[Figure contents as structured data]
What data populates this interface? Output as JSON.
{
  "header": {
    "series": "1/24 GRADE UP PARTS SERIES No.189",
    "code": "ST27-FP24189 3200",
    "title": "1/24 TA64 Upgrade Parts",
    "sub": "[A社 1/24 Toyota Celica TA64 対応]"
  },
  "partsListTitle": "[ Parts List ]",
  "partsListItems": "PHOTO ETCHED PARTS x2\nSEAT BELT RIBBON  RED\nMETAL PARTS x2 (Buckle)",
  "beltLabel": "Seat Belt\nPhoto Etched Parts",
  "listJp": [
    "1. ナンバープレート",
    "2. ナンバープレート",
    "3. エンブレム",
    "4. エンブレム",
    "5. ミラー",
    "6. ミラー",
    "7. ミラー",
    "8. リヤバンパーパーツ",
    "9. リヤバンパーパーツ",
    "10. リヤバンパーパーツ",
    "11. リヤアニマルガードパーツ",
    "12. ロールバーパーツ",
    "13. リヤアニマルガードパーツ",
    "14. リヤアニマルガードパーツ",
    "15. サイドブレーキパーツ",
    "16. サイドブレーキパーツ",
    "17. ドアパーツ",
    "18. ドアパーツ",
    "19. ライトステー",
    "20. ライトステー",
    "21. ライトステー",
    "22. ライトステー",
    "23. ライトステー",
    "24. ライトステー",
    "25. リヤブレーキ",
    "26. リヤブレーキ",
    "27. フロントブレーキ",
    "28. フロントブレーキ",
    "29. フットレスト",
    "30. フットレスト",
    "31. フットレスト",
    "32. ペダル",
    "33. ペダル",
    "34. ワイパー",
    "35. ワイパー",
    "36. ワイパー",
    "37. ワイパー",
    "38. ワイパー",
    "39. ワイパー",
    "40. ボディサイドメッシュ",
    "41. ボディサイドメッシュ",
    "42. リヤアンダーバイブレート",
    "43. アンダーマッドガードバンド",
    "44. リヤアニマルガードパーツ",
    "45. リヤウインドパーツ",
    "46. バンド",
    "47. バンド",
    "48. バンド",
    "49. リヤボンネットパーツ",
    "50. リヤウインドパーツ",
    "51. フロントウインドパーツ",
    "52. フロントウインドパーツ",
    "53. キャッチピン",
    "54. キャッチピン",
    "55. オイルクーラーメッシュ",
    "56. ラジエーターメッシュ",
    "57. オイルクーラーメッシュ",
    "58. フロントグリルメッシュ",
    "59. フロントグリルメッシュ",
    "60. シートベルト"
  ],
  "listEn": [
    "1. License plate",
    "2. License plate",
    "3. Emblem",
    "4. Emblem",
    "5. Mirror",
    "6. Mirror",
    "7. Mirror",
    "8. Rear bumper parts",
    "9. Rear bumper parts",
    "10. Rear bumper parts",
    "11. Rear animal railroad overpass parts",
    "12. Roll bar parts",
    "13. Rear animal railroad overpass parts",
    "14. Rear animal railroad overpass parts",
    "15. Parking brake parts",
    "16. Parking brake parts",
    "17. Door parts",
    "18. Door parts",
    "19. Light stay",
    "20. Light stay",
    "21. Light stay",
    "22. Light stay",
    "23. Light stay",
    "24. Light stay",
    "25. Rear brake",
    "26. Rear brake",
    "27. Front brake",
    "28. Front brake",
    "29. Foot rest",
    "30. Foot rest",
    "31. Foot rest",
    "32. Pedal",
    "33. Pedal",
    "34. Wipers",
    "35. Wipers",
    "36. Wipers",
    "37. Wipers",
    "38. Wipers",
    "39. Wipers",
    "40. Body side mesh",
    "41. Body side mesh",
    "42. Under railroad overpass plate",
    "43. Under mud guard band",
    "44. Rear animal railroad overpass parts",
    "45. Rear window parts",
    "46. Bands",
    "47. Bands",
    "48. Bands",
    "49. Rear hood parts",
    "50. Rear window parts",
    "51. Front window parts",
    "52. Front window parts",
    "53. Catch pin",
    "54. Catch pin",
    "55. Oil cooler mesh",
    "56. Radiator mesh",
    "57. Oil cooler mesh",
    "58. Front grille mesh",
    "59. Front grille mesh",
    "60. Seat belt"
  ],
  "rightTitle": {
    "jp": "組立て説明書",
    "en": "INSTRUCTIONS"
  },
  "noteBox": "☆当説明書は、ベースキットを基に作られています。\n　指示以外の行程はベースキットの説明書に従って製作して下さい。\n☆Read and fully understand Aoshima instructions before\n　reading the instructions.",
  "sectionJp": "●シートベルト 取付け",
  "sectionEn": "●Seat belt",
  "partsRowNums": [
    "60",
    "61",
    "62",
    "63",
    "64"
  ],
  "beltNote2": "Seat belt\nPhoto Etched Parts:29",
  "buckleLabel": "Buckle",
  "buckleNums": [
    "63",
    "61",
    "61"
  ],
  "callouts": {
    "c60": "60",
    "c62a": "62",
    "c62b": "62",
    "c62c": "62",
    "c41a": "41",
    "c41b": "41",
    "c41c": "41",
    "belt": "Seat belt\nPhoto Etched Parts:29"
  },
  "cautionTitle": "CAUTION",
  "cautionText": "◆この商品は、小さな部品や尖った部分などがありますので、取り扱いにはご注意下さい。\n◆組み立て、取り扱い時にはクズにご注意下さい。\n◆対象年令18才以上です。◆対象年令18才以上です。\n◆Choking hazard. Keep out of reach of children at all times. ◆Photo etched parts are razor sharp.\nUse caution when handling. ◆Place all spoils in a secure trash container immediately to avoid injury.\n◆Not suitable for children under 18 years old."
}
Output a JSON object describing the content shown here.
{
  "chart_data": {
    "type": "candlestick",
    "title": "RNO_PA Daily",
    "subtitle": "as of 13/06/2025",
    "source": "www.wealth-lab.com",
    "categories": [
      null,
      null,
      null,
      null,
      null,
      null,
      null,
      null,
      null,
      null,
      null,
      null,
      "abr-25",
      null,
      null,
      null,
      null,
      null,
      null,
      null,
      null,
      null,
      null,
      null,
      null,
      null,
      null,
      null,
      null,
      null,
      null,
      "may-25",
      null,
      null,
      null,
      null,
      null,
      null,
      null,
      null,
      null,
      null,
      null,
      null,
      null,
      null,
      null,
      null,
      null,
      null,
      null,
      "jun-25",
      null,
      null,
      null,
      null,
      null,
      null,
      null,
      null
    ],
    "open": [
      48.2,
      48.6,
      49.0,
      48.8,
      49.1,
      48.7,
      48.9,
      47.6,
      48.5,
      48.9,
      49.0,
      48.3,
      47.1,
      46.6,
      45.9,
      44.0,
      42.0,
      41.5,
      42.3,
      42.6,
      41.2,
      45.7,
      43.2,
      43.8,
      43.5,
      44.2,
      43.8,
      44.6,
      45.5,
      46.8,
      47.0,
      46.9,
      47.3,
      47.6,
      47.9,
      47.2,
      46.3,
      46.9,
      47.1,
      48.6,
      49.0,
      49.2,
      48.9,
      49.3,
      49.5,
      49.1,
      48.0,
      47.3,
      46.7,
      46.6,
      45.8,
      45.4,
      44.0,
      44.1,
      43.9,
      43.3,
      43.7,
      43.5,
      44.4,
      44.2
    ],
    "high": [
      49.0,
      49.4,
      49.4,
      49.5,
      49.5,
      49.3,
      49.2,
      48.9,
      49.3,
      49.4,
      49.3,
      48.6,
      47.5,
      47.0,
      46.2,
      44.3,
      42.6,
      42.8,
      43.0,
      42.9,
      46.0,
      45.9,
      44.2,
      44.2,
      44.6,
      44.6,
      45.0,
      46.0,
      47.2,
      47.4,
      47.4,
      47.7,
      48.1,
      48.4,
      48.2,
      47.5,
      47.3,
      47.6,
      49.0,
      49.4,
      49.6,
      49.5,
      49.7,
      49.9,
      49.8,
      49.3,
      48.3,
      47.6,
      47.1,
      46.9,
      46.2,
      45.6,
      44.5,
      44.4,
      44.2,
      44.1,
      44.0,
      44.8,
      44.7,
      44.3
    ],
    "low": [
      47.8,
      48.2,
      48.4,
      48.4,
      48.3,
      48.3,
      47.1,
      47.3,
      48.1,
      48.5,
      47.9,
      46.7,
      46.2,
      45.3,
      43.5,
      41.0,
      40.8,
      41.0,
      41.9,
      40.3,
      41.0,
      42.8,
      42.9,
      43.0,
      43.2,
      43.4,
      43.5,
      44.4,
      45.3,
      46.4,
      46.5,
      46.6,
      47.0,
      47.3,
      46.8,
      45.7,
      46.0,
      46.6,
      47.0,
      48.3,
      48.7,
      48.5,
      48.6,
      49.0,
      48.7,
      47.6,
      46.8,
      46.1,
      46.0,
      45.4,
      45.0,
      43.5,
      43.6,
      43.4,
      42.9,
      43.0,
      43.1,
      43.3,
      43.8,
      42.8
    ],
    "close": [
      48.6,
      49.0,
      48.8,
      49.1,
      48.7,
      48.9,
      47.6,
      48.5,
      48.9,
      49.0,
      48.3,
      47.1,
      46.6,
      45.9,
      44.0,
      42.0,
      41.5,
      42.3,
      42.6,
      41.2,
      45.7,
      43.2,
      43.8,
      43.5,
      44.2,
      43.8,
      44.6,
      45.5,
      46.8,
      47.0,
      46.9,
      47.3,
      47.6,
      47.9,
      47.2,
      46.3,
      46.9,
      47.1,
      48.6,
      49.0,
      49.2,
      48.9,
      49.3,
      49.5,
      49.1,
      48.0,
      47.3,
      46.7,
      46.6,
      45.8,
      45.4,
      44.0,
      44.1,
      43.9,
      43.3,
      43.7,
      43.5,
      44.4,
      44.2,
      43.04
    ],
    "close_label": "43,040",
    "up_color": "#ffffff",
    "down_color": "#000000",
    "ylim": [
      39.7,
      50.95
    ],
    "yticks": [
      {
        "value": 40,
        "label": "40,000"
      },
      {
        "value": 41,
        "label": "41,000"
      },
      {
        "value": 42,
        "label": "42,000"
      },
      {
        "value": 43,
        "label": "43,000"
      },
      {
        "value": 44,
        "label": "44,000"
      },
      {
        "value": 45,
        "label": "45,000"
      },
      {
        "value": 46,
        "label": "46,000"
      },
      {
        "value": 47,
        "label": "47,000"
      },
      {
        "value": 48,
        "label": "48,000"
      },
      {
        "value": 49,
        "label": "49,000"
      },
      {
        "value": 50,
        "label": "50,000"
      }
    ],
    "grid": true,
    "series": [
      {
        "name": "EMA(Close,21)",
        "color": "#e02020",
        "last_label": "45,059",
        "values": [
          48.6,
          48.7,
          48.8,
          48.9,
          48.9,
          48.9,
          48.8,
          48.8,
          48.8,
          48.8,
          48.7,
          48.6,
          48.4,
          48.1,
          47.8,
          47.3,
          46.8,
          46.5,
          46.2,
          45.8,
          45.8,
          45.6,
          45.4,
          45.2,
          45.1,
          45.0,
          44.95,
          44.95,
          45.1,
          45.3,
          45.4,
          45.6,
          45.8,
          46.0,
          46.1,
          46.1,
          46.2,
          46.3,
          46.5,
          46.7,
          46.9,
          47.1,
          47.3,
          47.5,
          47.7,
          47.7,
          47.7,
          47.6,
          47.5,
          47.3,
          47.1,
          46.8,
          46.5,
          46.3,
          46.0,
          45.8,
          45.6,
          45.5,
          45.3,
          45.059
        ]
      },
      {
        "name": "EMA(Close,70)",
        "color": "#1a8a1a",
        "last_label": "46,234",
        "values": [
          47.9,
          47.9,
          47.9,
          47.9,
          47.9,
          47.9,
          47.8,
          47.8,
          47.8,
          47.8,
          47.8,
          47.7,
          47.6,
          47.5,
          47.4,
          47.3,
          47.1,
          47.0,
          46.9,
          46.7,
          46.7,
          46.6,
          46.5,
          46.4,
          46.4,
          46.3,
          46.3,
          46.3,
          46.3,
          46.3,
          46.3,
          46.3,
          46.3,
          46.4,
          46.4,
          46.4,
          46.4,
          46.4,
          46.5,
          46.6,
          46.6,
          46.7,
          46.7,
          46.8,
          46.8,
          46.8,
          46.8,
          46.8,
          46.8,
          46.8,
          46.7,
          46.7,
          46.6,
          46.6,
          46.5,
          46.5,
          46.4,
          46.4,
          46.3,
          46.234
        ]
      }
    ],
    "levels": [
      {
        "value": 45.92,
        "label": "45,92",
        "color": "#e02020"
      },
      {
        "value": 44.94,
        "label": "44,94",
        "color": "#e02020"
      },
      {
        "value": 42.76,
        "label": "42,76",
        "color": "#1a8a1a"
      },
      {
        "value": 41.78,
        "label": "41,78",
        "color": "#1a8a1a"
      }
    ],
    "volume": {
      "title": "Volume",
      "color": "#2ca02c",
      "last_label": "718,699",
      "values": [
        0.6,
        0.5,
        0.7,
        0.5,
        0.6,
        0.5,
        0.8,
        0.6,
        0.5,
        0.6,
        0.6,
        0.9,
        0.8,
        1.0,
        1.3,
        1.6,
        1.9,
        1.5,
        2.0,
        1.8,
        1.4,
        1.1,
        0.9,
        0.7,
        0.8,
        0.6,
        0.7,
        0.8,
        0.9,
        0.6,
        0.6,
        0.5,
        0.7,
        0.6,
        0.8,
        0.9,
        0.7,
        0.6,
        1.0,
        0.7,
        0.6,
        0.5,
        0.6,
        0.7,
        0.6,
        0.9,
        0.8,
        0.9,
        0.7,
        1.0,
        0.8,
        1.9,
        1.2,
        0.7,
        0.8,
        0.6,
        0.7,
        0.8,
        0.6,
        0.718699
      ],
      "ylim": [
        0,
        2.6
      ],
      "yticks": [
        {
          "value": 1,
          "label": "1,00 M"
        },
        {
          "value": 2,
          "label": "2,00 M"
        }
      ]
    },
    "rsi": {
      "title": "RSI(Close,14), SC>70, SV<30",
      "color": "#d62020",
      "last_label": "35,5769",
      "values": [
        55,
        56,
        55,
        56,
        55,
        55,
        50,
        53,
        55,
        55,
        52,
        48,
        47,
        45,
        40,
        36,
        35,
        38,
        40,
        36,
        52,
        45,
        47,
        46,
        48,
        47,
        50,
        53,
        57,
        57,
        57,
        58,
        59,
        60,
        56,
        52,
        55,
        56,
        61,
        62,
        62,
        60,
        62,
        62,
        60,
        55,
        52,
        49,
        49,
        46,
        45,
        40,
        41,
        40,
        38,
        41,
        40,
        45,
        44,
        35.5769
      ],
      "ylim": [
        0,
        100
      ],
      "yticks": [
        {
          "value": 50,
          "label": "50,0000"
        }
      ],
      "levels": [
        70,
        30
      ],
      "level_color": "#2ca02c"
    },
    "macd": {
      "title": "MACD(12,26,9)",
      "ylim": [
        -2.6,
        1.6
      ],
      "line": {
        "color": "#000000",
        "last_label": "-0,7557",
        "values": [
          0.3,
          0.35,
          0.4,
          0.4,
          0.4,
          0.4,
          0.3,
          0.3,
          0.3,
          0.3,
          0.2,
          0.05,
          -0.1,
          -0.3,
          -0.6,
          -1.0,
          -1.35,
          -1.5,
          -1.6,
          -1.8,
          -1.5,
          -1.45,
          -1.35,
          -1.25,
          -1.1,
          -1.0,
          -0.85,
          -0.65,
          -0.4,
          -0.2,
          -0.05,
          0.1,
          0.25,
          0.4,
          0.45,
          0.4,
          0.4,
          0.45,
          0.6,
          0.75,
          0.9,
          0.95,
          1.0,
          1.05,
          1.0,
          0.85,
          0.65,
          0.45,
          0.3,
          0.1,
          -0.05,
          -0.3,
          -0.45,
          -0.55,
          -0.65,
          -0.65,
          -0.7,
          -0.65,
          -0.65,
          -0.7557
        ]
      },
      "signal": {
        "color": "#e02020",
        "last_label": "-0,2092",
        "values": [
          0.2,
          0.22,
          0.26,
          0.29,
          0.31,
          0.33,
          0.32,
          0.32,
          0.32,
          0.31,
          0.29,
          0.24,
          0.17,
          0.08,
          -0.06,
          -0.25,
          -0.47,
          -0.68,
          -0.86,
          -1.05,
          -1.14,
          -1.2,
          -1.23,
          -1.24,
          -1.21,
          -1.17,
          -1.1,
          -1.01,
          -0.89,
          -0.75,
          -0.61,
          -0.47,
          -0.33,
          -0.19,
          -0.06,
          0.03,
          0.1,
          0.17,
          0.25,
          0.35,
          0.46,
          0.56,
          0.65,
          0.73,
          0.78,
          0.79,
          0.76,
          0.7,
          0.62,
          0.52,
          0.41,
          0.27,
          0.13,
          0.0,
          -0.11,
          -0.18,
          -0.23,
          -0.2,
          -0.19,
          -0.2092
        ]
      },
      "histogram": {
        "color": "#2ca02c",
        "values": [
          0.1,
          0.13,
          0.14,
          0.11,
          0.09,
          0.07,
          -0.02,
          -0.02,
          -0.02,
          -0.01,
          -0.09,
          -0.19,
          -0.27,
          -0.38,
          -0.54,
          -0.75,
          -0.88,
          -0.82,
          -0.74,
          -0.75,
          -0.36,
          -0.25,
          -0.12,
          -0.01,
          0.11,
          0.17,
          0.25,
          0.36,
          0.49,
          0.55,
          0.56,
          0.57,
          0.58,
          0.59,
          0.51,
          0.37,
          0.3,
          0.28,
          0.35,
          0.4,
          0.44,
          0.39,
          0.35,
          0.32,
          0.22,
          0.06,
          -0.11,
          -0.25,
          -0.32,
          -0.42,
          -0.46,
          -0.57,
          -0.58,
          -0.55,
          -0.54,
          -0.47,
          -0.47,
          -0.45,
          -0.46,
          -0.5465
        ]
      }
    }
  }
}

SHORT EXERCISE:
Return every line containing "Light".

ANSWER IN FULL:
    "19. Light stay",
    "20. Light stay",
    "21. Light stay",
    "22. Light stay",
    "23. Light stay",
    "24. Light stay",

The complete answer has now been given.